Go through the listing beneath this task and return every line that carries the string "structure".

────────────────────

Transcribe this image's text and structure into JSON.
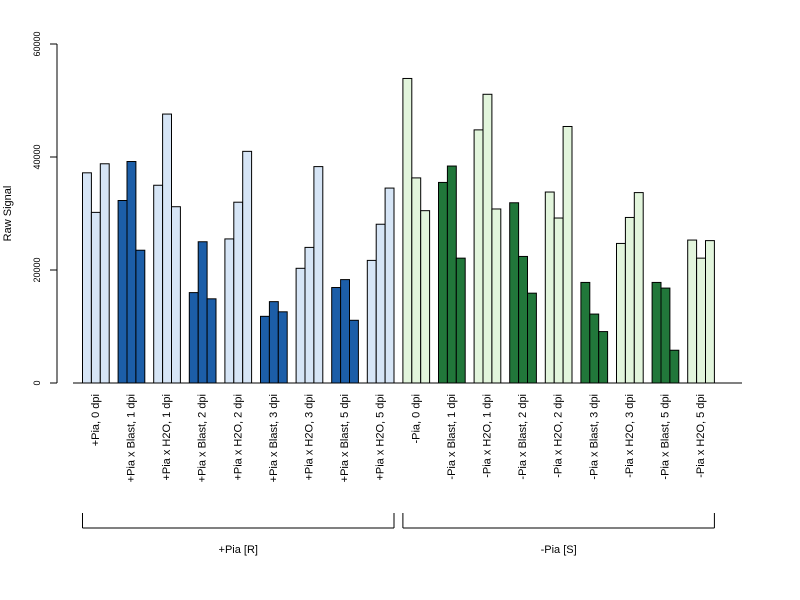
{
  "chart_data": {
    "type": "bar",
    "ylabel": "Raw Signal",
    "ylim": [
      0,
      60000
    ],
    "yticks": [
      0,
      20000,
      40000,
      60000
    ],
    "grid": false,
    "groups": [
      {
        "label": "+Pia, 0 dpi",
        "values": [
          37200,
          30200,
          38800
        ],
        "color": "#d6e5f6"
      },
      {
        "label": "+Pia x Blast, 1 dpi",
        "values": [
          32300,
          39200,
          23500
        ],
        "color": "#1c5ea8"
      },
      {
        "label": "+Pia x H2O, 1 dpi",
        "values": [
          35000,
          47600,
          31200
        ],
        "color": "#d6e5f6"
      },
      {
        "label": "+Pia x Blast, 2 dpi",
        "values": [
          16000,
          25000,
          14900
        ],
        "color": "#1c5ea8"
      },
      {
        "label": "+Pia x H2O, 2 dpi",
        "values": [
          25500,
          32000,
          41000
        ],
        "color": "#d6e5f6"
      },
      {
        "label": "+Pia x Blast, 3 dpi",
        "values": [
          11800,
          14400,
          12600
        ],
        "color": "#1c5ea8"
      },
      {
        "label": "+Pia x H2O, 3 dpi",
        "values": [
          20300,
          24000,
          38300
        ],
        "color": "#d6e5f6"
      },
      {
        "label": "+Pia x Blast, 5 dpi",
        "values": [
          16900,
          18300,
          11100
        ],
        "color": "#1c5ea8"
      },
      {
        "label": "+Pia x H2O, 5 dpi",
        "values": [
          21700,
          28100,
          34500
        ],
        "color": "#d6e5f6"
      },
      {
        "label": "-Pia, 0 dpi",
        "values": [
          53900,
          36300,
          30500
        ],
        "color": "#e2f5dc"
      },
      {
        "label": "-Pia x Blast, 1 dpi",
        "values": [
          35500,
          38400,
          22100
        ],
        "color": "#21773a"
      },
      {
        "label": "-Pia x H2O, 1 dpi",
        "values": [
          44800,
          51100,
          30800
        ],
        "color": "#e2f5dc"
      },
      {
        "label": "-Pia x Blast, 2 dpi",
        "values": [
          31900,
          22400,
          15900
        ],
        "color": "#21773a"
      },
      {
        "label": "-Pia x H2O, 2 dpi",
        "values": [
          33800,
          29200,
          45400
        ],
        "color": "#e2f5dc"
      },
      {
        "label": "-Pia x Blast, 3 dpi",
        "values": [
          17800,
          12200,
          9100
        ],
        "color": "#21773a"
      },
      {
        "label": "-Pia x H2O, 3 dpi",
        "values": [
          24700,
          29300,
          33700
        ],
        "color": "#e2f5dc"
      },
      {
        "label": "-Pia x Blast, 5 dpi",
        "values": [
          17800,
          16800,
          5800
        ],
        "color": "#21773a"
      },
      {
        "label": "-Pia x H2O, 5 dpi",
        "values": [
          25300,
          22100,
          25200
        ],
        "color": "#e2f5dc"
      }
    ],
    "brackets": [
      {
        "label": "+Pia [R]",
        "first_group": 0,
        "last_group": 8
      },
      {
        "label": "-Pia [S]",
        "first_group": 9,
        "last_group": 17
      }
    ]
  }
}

────────────────────

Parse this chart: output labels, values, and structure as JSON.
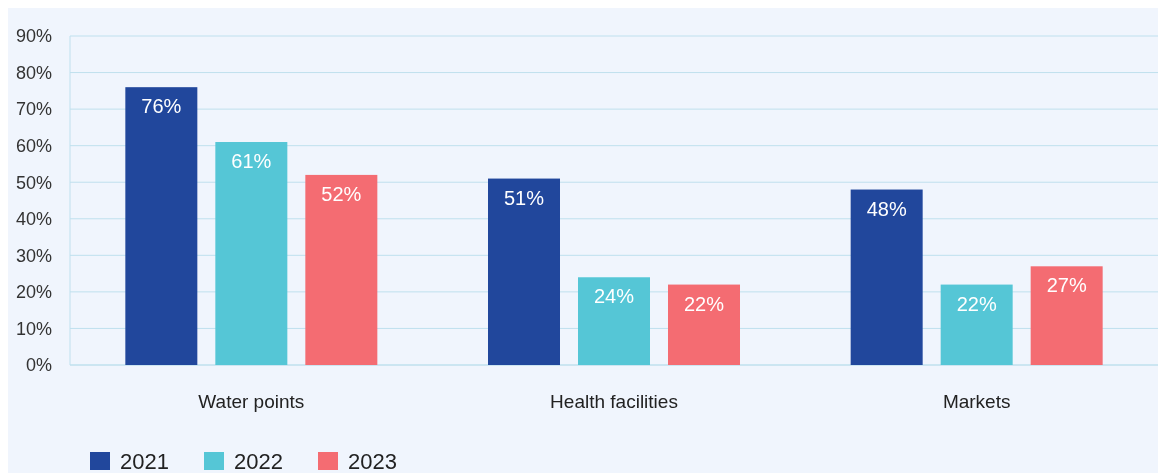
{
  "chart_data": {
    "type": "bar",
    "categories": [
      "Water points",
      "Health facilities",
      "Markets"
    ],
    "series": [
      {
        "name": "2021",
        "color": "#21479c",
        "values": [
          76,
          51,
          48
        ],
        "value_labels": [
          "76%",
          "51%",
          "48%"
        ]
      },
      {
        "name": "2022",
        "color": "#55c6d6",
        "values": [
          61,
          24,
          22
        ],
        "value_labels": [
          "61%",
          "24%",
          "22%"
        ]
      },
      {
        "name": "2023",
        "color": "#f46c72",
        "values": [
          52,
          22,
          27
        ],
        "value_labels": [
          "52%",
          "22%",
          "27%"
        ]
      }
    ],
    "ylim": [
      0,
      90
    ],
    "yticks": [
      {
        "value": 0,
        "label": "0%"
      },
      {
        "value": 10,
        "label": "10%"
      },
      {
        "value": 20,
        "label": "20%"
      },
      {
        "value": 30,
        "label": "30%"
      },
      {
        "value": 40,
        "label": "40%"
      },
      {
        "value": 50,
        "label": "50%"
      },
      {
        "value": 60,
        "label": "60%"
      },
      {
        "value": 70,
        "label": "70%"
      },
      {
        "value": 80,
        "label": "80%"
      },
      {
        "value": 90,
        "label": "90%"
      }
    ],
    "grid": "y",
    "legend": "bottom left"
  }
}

────────────────────

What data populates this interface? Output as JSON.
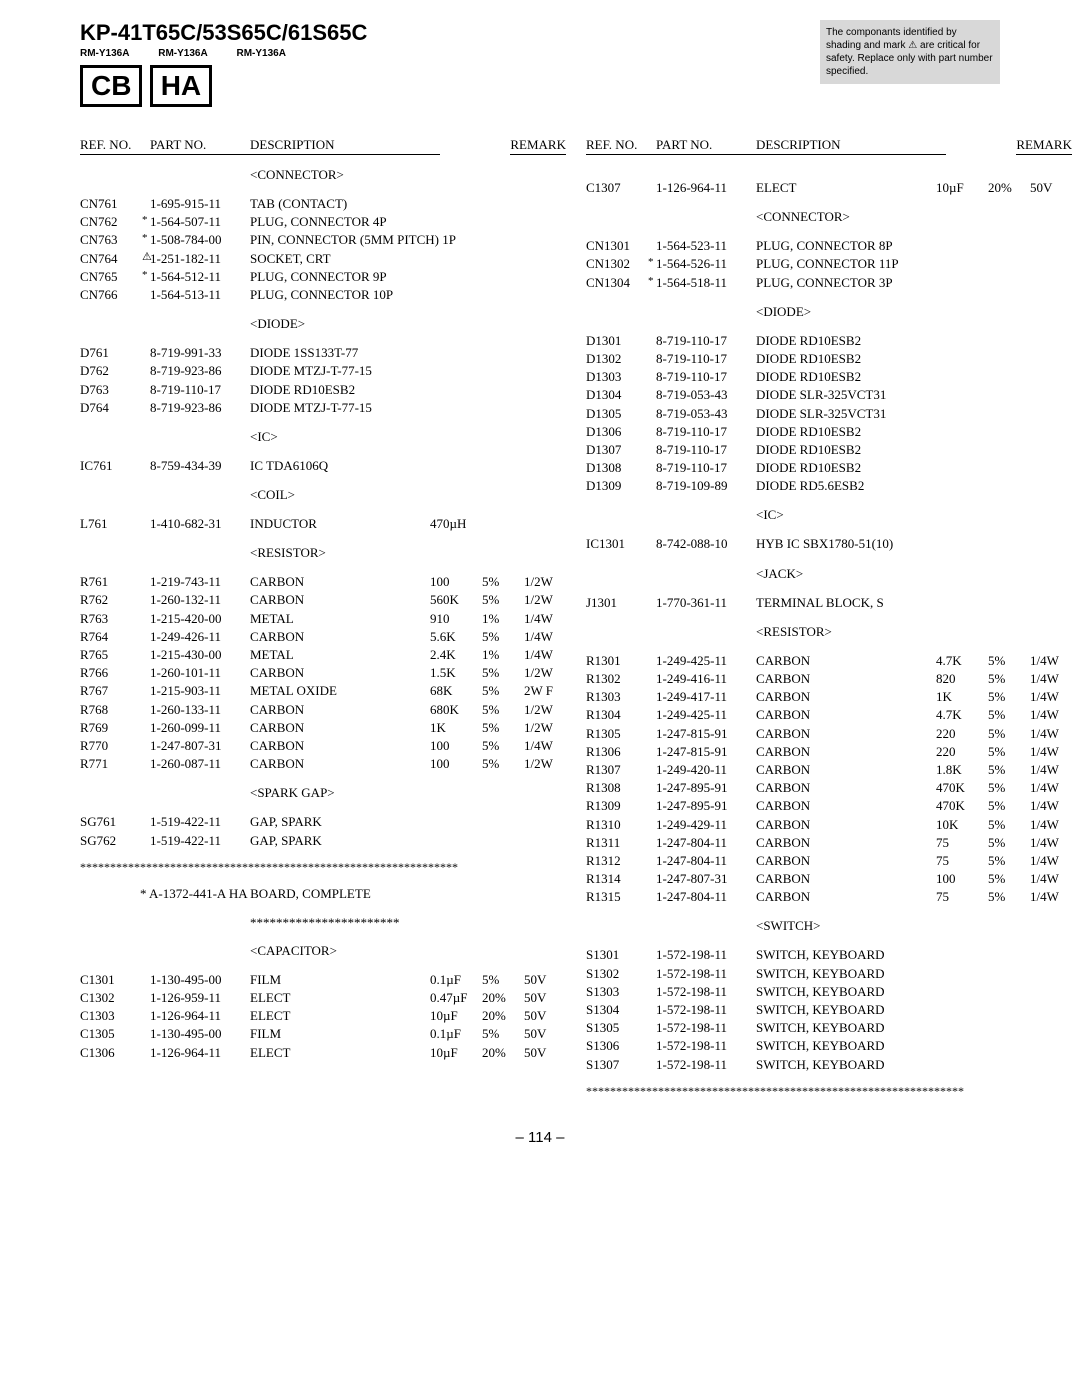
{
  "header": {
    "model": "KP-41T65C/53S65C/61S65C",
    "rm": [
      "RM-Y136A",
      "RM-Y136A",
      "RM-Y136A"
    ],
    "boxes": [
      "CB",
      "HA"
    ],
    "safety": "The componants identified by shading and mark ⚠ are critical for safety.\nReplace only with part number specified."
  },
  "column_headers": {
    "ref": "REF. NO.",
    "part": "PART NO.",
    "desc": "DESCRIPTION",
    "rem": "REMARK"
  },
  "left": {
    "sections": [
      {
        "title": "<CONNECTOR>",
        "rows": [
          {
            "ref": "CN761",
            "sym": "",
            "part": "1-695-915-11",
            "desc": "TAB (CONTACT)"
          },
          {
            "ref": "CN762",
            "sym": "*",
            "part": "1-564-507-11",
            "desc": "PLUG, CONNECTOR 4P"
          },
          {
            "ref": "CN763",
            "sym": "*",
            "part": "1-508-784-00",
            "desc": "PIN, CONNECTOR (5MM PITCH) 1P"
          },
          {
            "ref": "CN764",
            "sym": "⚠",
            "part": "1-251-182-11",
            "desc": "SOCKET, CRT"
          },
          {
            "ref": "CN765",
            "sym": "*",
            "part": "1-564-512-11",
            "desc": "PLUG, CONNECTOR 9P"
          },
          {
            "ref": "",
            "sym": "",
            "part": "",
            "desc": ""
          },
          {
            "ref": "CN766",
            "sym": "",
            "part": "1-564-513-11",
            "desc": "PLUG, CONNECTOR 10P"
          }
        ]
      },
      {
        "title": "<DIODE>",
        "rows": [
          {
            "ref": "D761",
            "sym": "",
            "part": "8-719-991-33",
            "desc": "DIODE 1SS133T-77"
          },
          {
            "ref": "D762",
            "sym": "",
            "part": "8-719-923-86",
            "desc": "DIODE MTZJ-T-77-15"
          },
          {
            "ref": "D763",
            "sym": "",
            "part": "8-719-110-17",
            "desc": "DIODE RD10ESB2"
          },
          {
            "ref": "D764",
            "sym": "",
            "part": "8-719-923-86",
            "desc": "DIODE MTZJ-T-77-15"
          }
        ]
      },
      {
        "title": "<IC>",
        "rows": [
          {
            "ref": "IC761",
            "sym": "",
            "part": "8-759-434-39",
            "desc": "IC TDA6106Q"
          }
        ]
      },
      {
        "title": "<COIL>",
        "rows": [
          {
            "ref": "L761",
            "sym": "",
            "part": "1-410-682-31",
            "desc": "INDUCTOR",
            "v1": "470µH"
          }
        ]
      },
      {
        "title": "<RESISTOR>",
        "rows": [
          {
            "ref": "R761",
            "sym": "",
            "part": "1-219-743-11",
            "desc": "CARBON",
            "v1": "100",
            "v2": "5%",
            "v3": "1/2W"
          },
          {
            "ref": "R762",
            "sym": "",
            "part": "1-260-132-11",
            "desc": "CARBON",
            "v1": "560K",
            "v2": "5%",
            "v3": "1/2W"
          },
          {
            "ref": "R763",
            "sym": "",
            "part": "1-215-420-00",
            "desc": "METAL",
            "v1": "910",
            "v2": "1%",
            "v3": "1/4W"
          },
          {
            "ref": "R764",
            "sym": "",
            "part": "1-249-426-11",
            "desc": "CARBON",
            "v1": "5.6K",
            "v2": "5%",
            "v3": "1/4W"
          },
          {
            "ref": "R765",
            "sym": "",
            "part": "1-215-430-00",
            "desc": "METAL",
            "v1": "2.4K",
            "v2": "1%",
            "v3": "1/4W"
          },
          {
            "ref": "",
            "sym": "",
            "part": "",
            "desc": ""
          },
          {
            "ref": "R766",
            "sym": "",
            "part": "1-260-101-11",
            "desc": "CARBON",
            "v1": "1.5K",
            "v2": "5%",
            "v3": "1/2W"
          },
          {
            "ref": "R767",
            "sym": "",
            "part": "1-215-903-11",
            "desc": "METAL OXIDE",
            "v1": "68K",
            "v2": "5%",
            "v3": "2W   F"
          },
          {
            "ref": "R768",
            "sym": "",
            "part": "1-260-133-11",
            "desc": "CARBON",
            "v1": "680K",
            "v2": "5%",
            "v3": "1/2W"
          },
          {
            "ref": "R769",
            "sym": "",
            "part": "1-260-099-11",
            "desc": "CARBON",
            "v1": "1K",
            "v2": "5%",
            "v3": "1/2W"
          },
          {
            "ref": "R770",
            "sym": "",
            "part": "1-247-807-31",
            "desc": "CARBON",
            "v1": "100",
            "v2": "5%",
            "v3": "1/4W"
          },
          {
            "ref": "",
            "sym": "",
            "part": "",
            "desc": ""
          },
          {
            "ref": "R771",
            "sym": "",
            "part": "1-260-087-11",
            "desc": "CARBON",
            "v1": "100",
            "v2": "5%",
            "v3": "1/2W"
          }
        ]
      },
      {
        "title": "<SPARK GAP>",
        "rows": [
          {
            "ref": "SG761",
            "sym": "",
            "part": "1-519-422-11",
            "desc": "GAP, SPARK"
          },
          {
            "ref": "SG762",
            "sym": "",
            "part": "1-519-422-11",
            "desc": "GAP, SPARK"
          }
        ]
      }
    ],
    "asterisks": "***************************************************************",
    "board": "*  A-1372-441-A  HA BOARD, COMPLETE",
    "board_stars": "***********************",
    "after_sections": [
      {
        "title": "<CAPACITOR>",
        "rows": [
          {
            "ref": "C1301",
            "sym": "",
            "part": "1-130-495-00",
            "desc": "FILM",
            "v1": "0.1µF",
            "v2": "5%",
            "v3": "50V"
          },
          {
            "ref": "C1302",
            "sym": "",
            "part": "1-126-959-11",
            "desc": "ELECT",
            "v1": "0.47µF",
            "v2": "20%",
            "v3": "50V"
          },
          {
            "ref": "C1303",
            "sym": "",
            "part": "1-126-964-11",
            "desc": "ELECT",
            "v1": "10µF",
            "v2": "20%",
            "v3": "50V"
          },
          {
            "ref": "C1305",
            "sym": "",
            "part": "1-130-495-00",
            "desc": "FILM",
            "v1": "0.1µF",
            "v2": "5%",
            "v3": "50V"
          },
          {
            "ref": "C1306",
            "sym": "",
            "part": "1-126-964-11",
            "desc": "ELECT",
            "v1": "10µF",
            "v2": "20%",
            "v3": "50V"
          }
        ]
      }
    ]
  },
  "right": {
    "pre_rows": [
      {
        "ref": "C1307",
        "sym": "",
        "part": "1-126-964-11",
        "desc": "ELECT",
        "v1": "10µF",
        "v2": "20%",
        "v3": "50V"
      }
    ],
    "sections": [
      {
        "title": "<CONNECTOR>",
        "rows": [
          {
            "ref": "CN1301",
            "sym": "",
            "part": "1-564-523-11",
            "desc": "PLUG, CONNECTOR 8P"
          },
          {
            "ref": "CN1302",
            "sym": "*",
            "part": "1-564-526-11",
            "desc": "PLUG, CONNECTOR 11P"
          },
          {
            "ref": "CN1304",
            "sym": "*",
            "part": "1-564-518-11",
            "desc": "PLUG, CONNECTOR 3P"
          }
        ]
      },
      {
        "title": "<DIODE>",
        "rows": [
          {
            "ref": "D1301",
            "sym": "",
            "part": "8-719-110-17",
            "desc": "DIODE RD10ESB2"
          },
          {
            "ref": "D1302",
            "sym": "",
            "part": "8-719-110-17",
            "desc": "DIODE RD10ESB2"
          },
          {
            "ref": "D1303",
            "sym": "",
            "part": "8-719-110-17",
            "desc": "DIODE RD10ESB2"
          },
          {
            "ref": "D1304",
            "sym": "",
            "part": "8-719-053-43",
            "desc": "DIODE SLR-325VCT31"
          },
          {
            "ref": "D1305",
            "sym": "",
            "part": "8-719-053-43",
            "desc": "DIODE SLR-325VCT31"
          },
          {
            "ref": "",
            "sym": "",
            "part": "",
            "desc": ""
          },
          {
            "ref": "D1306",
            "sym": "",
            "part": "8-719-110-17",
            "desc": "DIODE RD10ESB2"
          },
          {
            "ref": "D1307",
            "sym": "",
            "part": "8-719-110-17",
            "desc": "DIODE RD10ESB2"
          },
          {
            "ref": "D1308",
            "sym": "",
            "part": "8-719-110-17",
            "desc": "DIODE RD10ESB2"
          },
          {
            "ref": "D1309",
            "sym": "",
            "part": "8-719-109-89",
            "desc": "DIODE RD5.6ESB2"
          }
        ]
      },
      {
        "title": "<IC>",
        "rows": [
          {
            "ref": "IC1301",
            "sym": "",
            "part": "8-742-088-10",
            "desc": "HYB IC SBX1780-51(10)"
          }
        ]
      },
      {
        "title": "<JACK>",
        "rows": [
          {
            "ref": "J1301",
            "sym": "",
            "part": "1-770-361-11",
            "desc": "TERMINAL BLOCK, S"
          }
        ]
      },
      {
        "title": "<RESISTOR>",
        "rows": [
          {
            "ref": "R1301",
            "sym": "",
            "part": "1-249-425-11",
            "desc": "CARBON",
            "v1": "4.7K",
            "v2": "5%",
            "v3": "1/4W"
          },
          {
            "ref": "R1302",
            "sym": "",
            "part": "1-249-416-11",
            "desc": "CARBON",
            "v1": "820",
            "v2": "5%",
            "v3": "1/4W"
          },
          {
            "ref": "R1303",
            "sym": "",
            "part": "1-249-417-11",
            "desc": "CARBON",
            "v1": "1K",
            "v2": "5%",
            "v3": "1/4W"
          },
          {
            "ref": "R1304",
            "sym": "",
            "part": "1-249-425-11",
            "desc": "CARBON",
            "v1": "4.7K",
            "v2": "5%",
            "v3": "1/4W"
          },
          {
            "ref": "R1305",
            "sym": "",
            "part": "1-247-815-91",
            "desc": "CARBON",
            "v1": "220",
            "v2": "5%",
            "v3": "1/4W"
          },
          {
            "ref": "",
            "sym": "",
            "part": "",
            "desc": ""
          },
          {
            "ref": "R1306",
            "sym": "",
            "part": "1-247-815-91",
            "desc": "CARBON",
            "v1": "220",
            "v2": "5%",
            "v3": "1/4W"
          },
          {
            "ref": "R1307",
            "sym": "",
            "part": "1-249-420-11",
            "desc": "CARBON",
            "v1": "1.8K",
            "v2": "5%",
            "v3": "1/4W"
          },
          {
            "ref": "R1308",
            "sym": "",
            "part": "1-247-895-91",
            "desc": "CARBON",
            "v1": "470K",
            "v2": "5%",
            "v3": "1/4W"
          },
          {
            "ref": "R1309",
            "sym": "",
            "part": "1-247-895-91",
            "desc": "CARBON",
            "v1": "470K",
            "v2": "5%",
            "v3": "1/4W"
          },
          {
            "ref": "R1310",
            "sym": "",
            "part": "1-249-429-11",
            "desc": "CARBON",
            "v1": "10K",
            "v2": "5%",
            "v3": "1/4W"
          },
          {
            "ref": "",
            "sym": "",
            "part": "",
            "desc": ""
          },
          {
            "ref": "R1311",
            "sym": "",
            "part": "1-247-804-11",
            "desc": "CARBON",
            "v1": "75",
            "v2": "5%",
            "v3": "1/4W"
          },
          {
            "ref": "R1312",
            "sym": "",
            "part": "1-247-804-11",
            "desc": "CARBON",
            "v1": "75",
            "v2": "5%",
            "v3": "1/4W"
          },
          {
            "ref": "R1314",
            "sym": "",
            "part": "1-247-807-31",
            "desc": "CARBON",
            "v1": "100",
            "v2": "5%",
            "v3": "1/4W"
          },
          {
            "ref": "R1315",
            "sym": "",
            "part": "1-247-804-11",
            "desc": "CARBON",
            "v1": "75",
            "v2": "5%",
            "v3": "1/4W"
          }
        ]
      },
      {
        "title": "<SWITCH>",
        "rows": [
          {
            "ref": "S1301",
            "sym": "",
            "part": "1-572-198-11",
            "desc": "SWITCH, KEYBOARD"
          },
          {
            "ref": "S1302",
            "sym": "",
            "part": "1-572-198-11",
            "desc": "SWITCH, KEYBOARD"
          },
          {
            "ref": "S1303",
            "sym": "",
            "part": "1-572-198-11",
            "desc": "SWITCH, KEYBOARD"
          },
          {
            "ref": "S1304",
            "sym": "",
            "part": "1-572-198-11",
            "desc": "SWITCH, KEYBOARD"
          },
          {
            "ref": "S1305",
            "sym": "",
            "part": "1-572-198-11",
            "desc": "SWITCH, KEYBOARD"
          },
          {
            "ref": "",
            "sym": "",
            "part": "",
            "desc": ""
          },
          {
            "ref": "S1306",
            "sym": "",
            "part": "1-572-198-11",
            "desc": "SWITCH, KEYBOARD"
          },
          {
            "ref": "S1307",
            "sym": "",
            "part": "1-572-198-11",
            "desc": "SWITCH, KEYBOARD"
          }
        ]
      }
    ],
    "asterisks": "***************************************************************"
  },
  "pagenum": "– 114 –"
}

────────────────────

Expected answer>
Transcribe this image's text and structure into JSON.
Parse this chart: output labels, values, and structure as JSON.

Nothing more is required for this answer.